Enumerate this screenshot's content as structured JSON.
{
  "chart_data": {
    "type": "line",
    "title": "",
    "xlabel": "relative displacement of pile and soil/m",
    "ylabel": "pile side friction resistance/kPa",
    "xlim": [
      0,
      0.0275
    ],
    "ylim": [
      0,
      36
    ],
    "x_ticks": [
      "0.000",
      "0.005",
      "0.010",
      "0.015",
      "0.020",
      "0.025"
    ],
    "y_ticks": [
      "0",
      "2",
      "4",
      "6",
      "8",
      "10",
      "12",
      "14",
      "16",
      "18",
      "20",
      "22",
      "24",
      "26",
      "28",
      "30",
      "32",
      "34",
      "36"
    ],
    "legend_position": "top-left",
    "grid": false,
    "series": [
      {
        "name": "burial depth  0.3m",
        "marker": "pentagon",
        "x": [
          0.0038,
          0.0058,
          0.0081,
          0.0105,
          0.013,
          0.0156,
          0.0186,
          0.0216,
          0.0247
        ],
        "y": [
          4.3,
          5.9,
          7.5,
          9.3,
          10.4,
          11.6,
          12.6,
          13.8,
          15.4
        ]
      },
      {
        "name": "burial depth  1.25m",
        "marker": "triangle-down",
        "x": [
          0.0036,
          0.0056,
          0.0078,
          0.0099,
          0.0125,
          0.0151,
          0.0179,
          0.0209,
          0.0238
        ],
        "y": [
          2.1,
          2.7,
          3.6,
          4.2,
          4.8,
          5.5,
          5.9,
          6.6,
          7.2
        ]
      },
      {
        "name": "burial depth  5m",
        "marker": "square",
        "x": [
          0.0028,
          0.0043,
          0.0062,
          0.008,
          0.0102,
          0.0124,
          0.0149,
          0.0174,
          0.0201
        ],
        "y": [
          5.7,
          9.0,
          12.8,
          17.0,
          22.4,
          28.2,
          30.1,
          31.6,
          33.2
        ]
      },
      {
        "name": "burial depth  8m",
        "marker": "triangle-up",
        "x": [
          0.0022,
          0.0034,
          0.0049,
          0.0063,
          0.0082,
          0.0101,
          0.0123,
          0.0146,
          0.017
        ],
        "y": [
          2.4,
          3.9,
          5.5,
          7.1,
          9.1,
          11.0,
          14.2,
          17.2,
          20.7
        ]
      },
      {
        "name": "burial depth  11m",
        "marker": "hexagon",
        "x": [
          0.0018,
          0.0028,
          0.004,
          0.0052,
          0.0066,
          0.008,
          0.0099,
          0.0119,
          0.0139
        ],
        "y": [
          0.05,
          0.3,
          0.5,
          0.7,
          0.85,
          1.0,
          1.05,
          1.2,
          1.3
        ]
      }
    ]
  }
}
■ ■ ■ ■ ■ ■ ■
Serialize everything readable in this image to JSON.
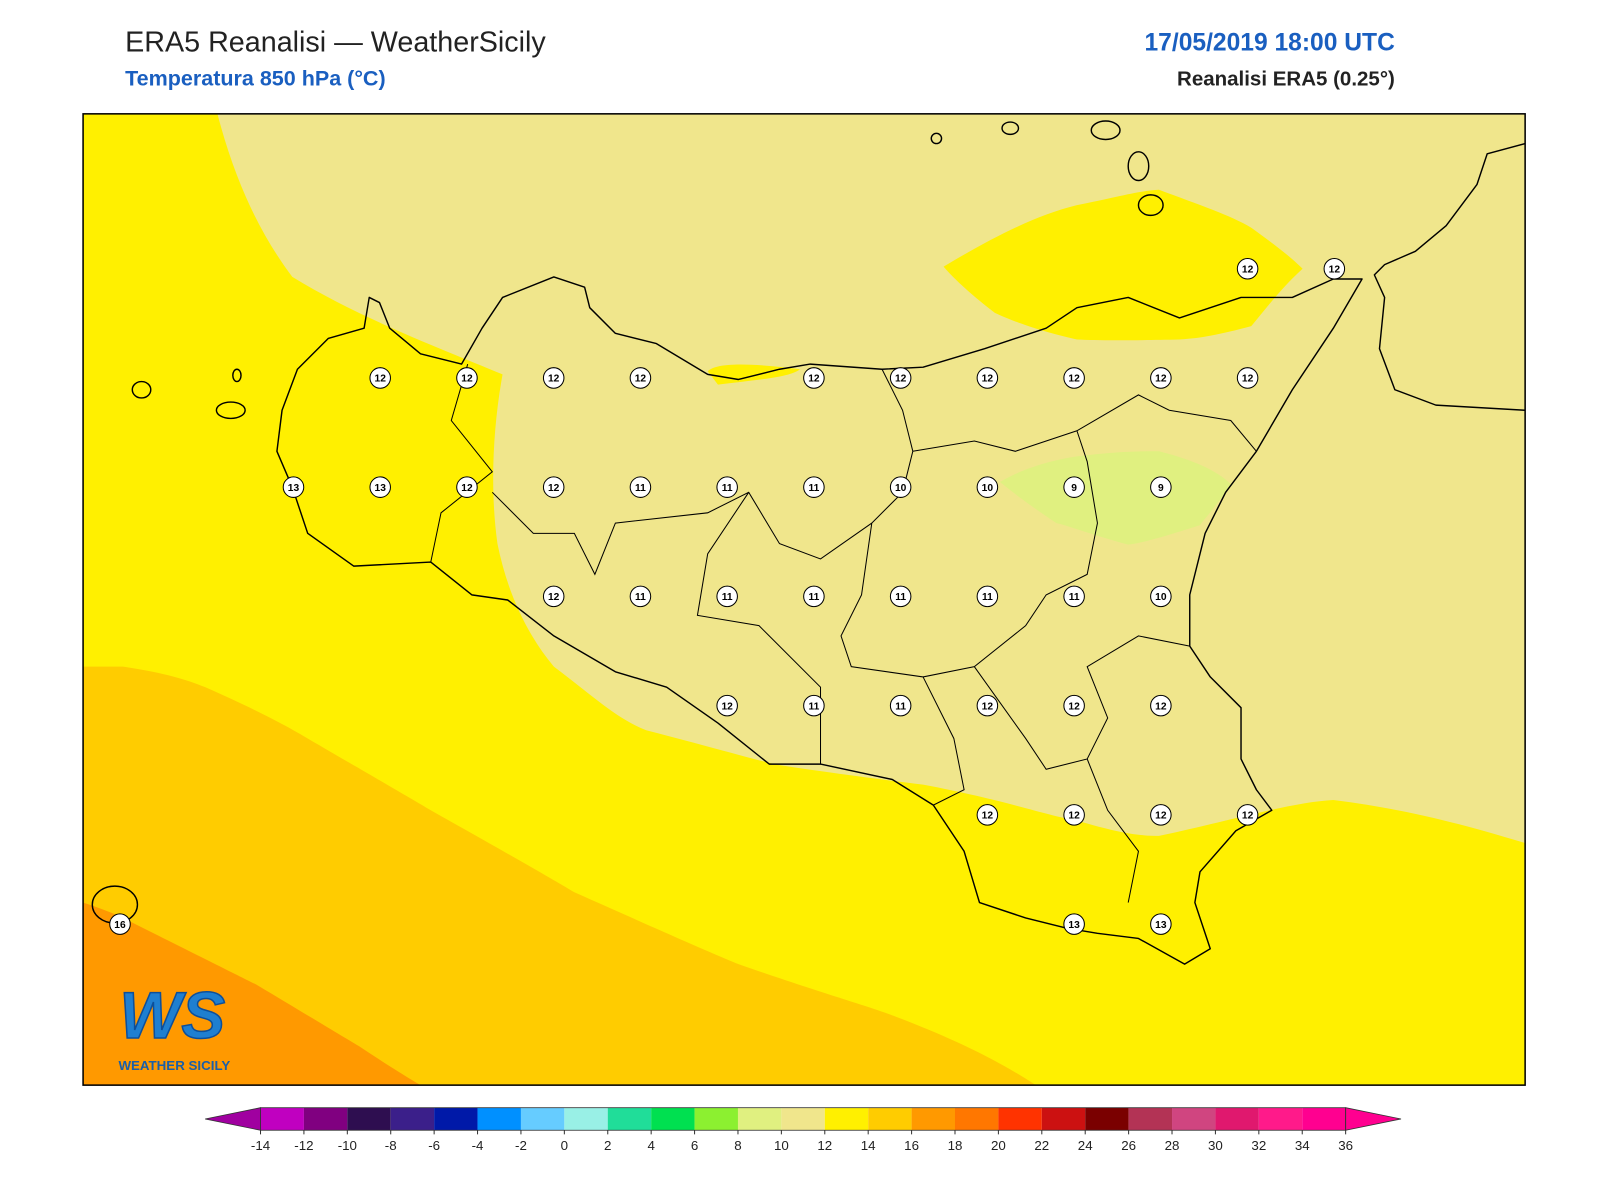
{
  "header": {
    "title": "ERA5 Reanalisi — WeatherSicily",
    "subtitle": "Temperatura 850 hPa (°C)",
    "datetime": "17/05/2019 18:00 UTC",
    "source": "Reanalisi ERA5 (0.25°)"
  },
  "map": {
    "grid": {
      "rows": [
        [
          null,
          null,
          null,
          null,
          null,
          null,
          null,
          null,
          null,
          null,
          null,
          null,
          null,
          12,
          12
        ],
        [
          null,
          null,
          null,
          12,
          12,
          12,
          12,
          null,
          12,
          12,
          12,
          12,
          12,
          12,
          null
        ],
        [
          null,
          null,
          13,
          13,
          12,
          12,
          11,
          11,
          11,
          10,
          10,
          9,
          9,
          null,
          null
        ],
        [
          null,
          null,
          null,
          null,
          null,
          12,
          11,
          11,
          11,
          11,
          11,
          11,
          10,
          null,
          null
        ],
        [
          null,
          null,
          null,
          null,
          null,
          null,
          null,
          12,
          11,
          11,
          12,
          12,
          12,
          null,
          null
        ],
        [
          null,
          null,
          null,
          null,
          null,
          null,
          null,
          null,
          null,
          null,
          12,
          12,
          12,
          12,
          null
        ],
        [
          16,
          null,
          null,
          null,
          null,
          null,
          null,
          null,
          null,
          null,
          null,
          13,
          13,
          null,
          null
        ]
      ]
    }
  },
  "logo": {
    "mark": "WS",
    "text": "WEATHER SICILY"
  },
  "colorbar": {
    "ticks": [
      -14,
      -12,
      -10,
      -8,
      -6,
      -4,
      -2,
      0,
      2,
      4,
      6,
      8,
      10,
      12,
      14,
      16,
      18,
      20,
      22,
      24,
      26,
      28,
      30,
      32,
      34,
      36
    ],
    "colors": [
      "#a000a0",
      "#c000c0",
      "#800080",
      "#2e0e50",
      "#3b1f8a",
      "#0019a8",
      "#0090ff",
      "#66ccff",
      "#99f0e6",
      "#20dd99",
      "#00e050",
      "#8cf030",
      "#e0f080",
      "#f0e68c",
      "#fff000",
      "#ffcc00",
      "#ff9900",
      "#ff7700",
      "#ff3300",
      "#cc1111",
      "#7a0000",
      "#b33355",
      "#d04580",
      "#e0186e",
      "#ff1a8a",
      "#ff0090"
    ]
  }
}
■ ■ ■ ■ ■ ■ ■
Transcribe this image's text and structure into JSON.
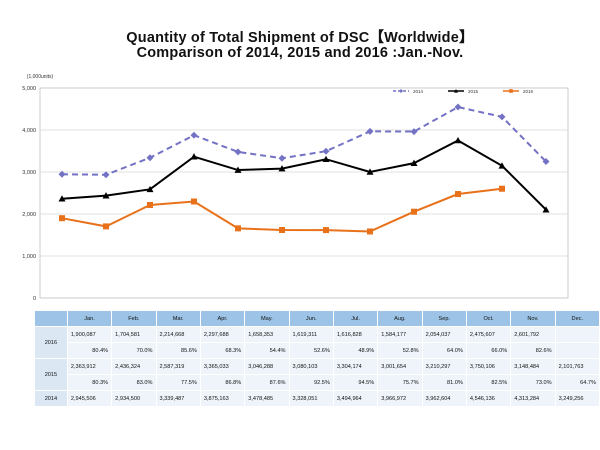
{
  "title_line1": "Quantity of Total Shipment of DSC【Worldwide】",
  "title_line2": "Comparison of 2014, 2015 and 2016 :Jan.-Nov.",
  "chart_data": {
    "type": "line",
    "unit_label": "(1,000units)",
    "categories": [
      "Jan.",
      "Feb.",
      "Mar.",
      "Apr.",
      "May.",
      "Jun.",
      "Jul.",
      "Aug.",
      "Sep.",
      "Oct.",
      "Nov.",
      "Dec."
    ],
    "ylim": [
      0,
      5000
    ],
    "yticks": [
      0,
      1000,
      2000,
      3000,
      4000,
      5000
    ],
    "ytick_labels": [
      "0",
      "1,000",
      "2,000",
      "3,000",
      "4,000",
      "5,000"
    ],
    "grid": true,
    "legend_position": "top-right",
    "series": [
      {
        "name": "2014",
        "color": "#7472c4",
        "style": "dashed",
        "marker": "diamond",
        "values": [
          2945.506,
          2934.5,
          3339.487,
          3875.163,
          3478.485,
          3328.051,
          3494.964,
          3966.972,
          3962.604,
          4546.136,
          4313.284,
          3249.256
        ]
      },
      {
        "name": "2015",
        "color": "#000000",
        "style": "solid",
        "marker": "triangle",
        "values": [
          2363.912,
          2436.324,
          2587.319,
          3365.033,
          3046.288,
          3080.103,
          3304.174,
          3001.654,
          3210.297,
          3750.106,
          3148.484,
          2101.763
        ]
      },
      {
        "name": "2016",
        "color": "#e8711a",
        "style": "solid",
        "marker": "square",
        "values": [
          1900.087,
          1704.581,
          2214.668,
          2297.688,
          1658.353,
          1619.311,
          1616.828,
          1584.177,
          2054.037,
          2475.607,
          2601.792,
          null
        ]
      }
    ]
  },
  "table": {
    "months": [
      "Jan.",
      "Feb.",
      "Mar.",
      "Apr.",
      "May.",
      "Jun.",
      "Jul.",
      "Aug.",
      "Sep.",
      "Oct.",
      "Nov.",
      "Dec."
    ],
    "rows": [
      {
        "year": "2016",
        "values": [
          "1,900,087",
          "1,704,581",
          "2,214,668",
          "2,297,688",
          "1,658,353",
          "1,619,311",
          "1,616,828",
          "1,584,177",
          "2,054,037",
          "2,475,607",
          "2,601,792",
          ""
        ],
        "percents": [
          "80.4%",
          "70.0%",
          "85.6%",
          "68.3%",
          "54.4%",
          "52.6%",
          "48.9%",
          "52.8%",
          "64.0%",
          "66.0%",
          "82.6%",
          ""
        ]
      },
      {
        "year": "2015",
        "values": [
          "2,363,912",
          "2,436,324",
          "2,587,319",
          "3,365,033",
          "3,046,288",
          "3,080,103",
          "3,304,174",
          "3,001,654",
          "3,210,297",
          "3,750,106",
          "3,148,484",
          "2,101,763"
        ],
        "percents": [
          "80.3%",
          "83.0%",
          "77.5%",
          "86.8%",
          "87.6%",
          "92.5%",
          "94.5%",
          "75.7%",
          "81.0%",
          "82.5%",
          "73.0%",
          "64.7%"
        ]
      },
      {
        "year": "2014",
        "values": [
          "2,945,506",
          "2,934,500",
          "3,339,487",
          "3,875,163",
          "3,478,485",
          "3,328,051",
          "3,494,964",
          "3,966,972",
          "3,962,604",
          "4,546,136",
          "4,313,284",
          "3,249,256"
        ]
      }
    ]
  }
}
■ ■ ■ ■ ■ ■ ■
**Directive:**
In the entries above, identify every line with the word "pile". Copy those lines.

**Result:**
    "xlabel": "relative displacement of pile and soil/m",
    "ylabel": "pile side friction resistance/kPa",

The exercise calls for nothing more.